Copy the lines below, replacing each "select-arrows-icon" with "dropdown-arrows-icon" and changing nothing else.
──────── Records provided
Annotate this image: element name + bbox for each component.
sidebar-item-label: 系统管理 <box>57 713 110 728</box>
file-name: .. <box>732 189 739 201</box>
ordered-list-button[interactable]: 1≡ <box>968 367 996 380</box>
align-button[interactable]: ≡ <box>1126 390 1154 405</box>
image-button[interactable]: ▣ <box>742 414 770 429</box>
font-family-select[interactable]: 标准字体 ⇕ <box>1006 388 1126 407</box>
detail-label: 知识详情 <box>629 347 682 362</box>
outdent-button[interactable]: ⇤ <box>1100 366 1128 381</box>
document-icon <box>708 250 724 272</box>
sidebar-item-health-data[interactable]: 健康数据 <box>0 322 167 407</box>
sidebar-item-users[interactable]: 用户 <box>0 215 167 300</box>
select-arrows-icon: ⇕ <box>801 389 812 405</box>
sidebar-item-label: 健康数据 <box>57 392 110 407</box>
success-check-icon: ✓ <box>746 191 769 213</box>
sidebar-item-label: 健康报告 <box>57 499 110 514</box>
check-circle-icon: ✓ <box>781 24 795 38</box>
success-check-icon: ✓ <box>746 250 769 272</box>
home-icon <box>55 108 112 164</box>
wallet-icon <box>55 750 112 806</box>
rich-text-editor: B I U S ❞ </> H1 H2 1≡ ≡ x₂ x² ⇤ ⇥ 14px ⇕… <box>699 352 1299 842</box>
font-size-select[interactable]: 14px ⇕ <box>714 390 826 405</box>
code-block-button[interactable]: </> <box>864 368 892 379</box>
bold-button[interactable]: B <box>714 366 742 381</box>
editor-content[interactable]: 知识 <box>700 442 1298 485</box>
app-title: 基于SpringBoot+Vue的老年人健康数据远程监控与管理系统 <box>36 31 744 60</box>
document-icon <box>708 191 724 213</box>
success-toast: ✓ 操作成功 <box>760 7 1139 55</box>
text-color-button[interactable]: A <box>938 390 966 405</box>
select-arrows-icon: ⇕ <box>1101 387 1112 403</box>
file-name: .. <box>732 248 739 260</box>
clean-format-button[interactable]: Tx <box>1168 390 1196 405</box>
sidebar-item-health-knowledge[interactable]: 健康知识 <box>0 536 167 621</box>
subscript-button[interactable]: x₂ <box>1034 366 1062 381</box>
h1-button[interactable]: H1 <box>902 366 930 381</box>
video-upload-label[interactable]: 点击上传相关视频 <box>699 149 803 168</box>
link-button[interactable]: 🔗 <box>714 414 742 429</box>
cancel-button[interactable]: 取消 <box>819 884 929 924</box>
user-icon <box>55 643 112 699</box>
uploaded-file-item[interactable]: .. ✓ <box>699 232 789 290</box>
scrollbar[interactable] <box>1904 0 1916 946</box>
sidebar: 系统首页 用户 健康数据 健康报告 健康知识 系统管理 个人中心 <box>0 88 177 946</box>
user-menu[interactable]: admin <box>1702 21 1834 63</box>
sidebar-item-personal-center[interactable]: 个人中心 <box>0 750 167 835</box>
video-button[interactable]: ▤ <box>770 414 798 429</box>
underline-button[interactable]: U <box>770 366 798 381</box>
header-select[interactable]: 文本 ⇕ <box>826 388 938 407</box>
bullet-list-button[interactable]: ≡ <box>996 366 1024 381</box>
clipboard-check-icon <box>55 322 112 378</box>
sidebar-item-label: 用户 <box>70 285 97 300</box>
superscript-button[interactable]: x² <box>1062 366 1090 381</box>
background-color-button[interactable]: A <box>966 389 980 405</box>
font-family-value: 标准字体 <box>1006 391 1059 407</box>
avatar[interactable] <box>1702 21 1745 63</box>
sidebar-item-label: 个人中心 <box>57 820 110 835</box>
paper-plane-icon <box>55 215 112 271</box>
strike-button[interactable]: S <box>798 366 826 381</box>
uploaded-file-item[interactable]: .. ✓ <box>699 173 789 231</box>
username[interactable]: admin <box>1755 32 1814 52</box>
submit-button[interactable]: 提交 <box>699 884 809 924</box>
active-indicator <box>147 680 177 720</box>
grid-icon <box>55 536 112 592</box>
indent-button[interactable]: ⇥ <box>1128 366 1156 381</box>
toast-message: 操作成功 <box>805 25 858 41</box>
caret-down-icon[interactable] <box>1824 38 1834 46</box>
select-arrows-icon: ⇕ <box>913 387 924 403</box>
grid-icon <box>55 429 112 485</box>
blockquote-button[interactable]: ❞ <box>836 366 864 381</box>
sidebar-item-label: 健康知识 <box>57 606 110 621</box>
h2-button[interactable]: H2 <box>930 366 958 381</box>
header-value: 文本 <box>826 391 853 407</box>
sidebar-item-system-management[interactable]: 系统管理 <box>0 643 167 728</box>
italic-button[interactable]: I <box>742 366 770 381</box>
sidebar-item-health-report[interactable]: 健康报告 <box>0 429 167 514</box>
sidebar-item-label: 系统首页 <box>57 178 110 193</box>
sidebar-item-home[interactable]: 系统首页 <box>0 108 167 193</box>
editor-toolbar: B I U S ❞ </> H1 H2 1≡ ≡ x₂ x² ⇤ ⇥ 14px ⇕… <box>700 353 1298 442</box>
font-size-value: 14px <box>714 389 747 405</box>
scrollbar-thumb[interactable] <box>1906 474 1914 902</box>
────────────────
▶ [Full answer]:
Annotate this image: element name + bbox for each component.
sidebar-item-label: 系统管理 <box>57 713 110 728</box>
file-name: .. <box>732 189 739 201</box>
ordered-list-button[interactable]: 1≡ <box>968 367 996 380</box>
align-button[interactable]: ≡ <box>1126 390 1154 405</box>
image-button[interactable]: ▣ <box>742 414 770 429</box>
font-family-select[interactable]: 标准字体 ⇕ <box>1006 388 1126 407</box>
detail-label: 知识详情 <box>629 347 682 362</box>
outdent-button[interactable]: ⇤ <box>1100 366 1128 381</box>
document-icon <box>708 250 724 272</box>
sidebar-item-health-data[interactable]: 健康数据 <box>0 322 167 407</box>
sidebar-item-users[interactable]: 用户 <box>0 215 167 300</box>
dropdown-arrows-icon: ⇕ <box>801 389 812 405</box>
sidebar-item-label: 健康数据 <box>57 392 110 407</box>
success-check-icon: ✓ <box>746 191 769 213</box>
sidebar-item-label: 健康报告 <box>57 499 110 514</box>
check-circle-icon: ✓ <box>781 24 795 38</box>
success-check-icon: ✓ <box>746 250 769 272</box>
home-icon <box>55 108 112 164</box>
wallet-icon <box>55 750 112 806</box>
rich-text-editor: B I U S ❞ </> H1 H2 1≡ ≡ x₂ x² ⇤ ⇥ 14px ⇕… <box>699 352 1299 842</box>
font-size-select[interactable]: 14px ⇕ <box>714 390 826 405</box>
code-block-button[interactable]: </> <box>864 368 892 379</box>
bold-button[interactable]: B <box>714 366 742 381</box>
editor-content[interactable]: 知识 <box>700 442 1298 485</box>
app-title: 基于SpringBoot+Vue的老年人健康数据远程监控与管理系统 <box>36 31 744 60</box>
document-icon <box>708 191 724 213</box>
success-toast: ✓ 操作成功 <box>760 7 1139 55</box>
text-color-button[interactable]: A <box>938 390 966 405</box>
dropdown-arrows-icon: ⇕ <box>1101 387 1112 403</box>
file-name: .. <box>732 248 739 260</box>
clean-format-button[interactable]: Tx <box>1168 390 1196 405</box>
sidebar-item-health-knowledge[interactable]: 健康知识 <box>0 536 167 621</box>
subscript-button[interactable]: x₂ <box>1034 366 1062 381</box>
h1-button[interactable]: H1 <box>902 366 930 381</box>
video-upload-label[interactable]: 点击上传相关视频 <box>699 149 803 168</box>
link-button[interactable]: 🔗 <box>714 414 742 429</box>
cancel-button[interactable]: 取消 <box>819 884 929 924</box>
user-icon <box>55 643 112 699</box>
uploaded-file-item[interactable]: .. ✓ <box>699 232 789 290</box>
scrollbar[interactable] <box>1904 0 1916 946</box>
sidebar: 系统首页 用户 健康数据 健康报告 健康知识 系统管理 个人中心 <box>0 88 177 946</box>
user-menu[interactable]: admin <box>1702 21 1834 63</box>
sidebar-item-personal-center[interactable]: 个人中心 <box>0 750 167 835</box>
video-button[interactable]: ▤ <box>770 414 798 429</box>
underline-button[interactable]: U <box>770 366 798 381</box>
header-select[interactable]: 文本 ⇕ <box>826 388 938 407</box>
bullet-list-button[interactable]: ≡ <box>996 366 1024 381</box>
clipboard-check-icon <box>55 322 112 378</box>
sidebar-item-label: 用户 <box>70 285 97 300</box>
superscript-button[interactable]: x² <box>1062 366 1090 381</box>
background-color-button[interactable]: A <box>966 389 980 405</box>
font-family-value: 标准字体 <box>1006 391 1059 407</box>
avatar[interactable] <box>1702 21 1745 63</box>
sidebar-item-label: 个人中心 <box>57 820 110 835</box>
paper-plane-icon <box>55 215 112 271</box>
strike-button[interactable]: S <box>798 366 826 381</box>
uploaded-file-item[interactable]: .. ✓ <box>699 173 789 231</box>
username[interactable]: admin <box>1755 32 1814 52</box>
submit-button[interactable]: 提交 <box>699 884 809 924</box>
active-indicator <box>147 680 177 720</box>
grid-icon <box>55 536 112 592</box>
indent-button[interactable]: ⇥ <box>1128 366 1156 381</box>
toast-message: 操作成功 <box>805 25 858 41</box>
caret-down-icon[interactable] <box>1824 38 1834 46</box>
dropdown-arrows-icon: ⇕ <box>913 387 924 403</box>
grid-icon <box>55 429 112 485</box>
blockquote-button[interactable]: ❞ <box>836 366 864 381</box>
sidebar-item-label: 健康知识 <box>57 606 110 621</box>
h2-button[interactable]: H2 <box>930 366 958 381</box>
header-value: 文本 <box>826 391 853 407</box>
sidebar-item-system-management[interactable]: 系统管理 <box>0 643 167 728</box>
italic-button[interactable]: I <box>742 366 770 381</box>
sidebar-item-health-report[interactable]: 健康报告 <box>0 429 167 514</box>
sidebar-item-label: 系统首页 <box>57 178 110 193</box>
sidebar-item-home[interactable]: 系统首页 <box>0 108 167 193</box>
editor-toolbar: B I U S ❞ </> H1 H2 1≡ ≡ x₂ x² ⇤ ⇥ 14px ⇕… <box>700 353 1298 442</box>
font-size-value: 14px <box>714 389 747 405</box>
scrollbar-thumb[interactable] <box>1906 474 1914 902</box>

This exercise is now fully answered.